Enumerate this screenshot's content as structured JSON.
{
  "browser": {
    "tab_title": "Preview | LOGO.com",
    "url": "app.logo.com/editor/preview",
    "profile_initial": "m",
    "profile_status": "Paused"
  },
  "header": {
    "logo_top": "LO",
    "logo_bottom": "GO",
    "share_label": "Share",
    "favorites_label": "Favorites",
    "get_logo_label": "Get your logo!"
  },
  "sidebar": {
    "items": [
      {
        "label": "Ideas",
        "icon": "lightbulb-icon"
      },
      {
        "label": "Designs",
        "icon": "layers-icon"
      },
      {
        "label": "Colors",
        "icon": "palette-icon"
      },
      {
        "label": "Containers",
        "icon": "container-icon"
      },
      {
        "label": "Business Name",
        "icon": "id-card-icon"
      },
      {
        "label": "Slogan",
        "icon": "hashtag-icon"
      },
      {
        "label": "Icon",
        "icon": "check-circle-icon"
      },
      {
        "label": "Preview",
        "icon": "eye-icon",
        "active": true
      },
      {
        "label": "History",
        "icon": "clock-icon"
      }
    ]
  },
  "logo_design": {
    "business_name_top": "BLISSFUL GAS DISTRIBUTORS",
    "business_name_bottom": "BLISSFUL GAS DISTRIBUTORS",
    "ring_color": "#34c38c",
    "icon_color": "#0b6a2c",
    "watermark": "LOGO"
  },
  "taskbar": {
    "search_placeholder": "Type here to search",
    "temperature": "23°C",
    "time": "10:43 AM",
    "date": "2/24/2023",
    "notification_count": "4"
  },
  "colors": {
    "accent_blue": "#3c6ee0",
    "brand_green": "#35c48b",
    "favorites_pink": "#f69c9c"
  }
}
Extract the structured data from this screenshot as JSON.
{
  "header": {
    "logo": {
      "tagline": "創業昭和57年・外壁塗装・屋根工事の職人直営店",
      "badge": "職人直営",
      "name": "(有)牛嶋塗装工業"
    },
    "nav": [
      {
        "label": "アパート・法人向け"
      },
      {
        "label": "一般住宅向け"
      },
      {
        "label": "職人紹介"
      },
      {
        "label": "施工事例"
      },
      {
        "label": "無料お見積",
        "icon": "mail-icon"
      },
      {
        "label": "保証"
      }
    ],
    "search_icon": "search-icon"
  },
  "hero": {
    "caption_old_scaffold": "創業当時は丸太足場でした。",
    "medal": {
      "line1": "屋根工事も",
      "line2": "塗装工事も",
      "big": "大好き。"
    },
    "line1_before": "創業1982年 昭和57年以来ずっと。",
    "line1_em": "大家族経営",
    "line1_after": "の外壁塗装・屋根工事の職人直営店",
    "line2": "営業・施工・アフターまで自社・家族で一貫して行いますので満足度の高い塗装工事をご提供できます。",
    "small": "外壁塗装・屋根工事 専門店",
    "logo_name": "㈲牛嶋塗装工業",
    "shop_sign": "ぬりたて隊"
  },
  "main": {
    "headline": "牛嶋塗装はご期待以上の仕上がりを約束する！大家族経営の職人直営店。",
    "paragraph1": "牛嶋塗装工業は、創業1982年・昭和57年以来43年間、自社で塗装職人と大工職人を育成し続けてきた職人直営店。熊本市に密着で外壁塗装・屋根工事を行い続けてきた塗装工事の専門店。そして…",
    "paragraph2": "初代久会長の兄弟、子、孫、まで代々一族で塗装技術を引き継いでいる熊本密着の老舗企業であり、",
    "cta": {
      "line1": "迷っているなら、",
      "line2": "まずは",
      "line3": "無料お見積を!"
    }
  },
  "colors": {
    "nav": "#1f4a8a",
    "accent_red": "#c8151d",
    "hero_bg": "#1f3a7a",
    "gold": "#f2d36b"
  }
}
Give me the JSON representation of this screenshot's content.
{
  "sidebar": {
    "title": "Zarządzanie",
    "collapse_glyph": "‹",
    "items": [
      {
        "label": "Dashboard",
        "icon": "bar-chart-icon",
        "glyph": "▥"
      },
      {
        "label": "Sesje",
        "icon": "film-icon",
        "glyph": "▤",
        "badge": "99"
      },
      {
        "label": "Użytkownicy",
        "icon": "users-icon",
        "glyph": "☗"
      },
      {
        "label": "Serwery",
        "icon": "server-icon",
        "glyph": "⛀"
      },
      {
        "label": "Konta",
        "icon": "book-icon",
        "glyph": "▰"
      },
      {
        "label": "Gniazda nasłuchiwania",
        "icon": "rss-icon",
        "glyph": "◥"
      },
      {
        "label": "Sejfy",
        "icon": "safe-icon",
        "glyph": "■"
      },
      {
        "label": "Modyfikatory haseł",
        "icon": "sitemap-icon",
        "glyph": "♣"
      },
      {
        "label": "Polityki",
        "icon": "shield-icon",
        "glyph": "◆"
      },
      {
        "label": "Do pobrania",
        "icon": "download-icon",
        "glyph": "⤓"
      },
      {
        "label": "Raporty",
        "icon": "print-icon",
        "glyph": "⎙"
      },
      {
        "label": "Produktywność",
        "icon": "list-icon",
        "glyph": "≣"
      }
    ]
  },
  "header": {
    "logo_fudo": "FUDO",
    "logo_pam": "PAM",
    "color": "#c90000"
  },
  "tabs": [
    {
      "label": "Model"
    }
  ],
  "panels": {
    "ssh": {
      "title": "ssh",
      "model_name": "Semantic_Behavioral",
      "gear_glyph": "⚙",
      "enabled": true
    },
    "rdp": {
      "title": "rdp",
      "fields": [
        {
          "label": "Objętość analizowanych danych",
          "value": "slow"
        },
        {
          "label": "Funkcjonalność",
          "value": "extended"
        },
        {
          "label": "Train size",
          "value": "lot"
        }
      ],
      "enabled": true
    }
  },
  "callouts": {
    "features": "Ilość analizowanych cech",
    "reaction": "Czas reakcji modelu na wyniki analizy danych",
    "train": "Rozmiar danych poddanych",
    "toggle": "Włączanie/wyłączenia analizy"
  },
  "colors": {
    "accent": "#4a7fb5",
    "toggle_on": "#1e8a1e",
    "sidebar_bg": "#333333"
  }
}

================================

▶ WHAT TO WORK ON:
Repeat the records above exactly as they appear.

▶ RESPONSE:
Enumerate this screenshot's content as structured JSON.
{
  "browser": {
    "tab_title": "Preview | LOGO.com",
    "url": "app.logo.com/editor/preview",
    "profile_initial": "m",
    "profile_status": "Paused"
  },
  "header": {
    "logo_top": "LO",
    "logo_bottom": "GO",
    "share_label": "Share",
    "favorites_label": "Favorites",
    "get_logo_label": "Get your logo!"
  },
  "sidebar": {
    "items": [
      {
        "label": "Ideas",
        "icon": "lightbulb-icon"
      },
      {
        "label": "Designs",
        "icon": "layers-icon"
      },
      {
        "label": "Colors",
        "icon": "palette-icon"
      },
      {
        "label": "Containers",
        "icon": "container-icon"
      },
      {
        "label": "Business Name",
        "icon": "id-card-icon"
      },
      {
        "label": "Slogan",
        "icon": "hashtag-icon"
      },
      {
        "label": "Icon",
        "icon": "check-circle-icon"
      },
      {
        "label": "Preview",
        "icon": "eye-icon",
        "active": true
      },
      {
        "label": "History",
        "icon": "clock-icon"
      }
    ]
  },
  "logo_design": {
    "business_name_top": "BLISSFUL GAS DISTRIBUTORS",
    "business_name_bottom": "BLISSFUL GAS DISTRIBUTORS",
    "ring_color": "#34c38c",
    "icon_color": "#0b6a2c",
    "watermark": "LOGO"
  },
  "taskbar": {
    "search_placeholder": "Type here to search",
    "temperature": "23°C",
    "time": "10:43 AM",
    "date": "2/24/2023",
    "notification_count": "4"
  },
  "colors": {
    "accent_blue": "#3c6ee0",
    "brand_green": "#35c48b",
    "favorites_pink": "#f69c9c"
  }
}
Extract the structured data from this screenshot as JSON.
{
  "header": {
    "logo": {
      "tagline": "創業昭和57年・外壁塗装・屋根工事の職人直営店",
      "badge": "職人直営",
      "name": "(有)牛嶋塗装工業"
    },
    "nav": [
      {
        "label": "アパート・法人向け"
      },
      {
        "label": "一般住宅向け"
      },
      {
        "label": "職人紹介"
      },
      {
        "label": "施工事例"
      },
      {
        "label": "無料お見積",
        "icon": "mail-icon"
      },
      {
        "label": "保証"
      }
    ],
    "search_icon": "search-icon"
  },
  "hero": {
    "caption_old_scaffold": "創業当時は丸太足場でした。",
    "medal": {
      "line1": "屋根工事も",
      "line2": "塗装工事も",
      "big": "大好き。"
    },
    "line1_before": "創業1982年 昭和57年以来ずっと。",
    "line1_em": "大家族経営",
    "line1_after": "の外壁塗装・屋根工事の職人直営店",
    "line2": "営業・施工・アフターまで自社・家族で一貫して行いますので満足度の高い塗装工事をご提供できます。",
    "small": "外壁塗装・屋根工事 専門店",
    "logo_name": "㈲牛嶋塗装工業",
    "shop_sign": "ぬりたて隊"
  },
  "main": {
    "headline": "牛嶋塗装はご期待以上の仕上がりを約束する！大家族経営の職人直営店。",
    "paragraph1": "牛嶋塗装工業は、創業1982年・昭和57年以来43年間、自社で塗装職人と大工職人を育成し続けてきた職人直営店。熊本市に密着で外壁塗装・屋根工事を行い続けてきた塗装工事の専門店。そして…",
    "paragraph2": "初代久会長の兄弟、子、孫、まで代々一族で塗装技術を引き継いでいる熊本密着の老舗企業であり、",
    "cta": {
      "line1": "迷っているなら、",
      "line2": "まずは",
      "line3": "無料お見積を!"
    }
  },
  "colors": {
    "nav": "#1f4a8a",
    "accent_red": "#c8151d",
    "hero_bg": "#1f3a7a",
    "gold": "#f2d36b"
  }
}
Give me the JSON representation of this screenshot's content.
{
  "sidebar": {
    "title": "Zarządzanie",
    "collapse_glyph": "‹",
    "items": [
      {
        "label": "Dashboard",
        "icon": "bar-chart-icon",
        "glyph": "▥"
      },
      {
        "label": "Sesje",
        "icon": "film-icon",
        "glyph": "▤",
        "badge": "99"
      },
      {
        "label": "Użytkownicy",
        "icon": "users-icon",
        "glyph": "☗"
      },
      {
        "label": "Serwery",
        "icon": "server-icon",
        "glyph": "⛀"
      },
      {
        "label": "Konta",
        "icon": "book-icon",
        "glyph": "▰"
      },
      {
        "label": "Gniazda nasłuchiwania",
        "icon": "rss-icon",
        "glyph": "◥"
      },
      {
        "label": "Sejfy",
        "icon": "safe-icon",
        "glyph": "■"
      },
      {
        "label": "Modyfikatory haseł",
        "icon": "sitemap-icon",
        "glyph": "♣"
      },
      {
        "label": "Polityki",
        "icon": "shield-icon",
        "glyph": "◆"
      },
      {
        "label": "Do pobrania",
        "icon": "download-icon",
        "glyph": "⤓"
      },
      {
        "label": "Raporty",
        "icon": "print-icon",
        "glyph": "⎙"
      },
      {
        "label": "Produktywność",
        "icon": "list-icon",
        "glyph": "≣"
      }
    ]
  },
  "header": {
    "logo_fudo": "FUDO",
    "logo_pam": "PAM",
    "color": "#c90000"
  },
  "tabs": [
    {
      "label": "Model"
    }
  ],
  "panels": {
    "ssh": {
      "title": "ssh",
      "model_name": "Semantic_Behavioral",
      "gear_glyph": "⚙",
      "enabled": true
    },
    "rdp": {
      "title": "rdp",
      "fields": [
        {
          "label": "Objętość analizowanych danych",
          "value": "slow"
        },
        {
          "label": "Funkcjonalność",
          "value": "extended"
        },
        {
          "label": "Train size",
          "value": "lot"
        }
      ],
      "enabled": true
    }
  },
  "callouts": {
    "features": "Ilość analizowanych cech",
    "reaction": "Czas reakcji modelu na wyniki analizy danych",
    "train": "Rozmiar danych poddanych",
    "toggle": "Włączanie/wyłączenia analizy"
  },
  "colors": {
    "accent": "#4a7fb5",
    "toggle_on": "#1e8a1e",
    "sidebar_bg": "#333333"
  }
}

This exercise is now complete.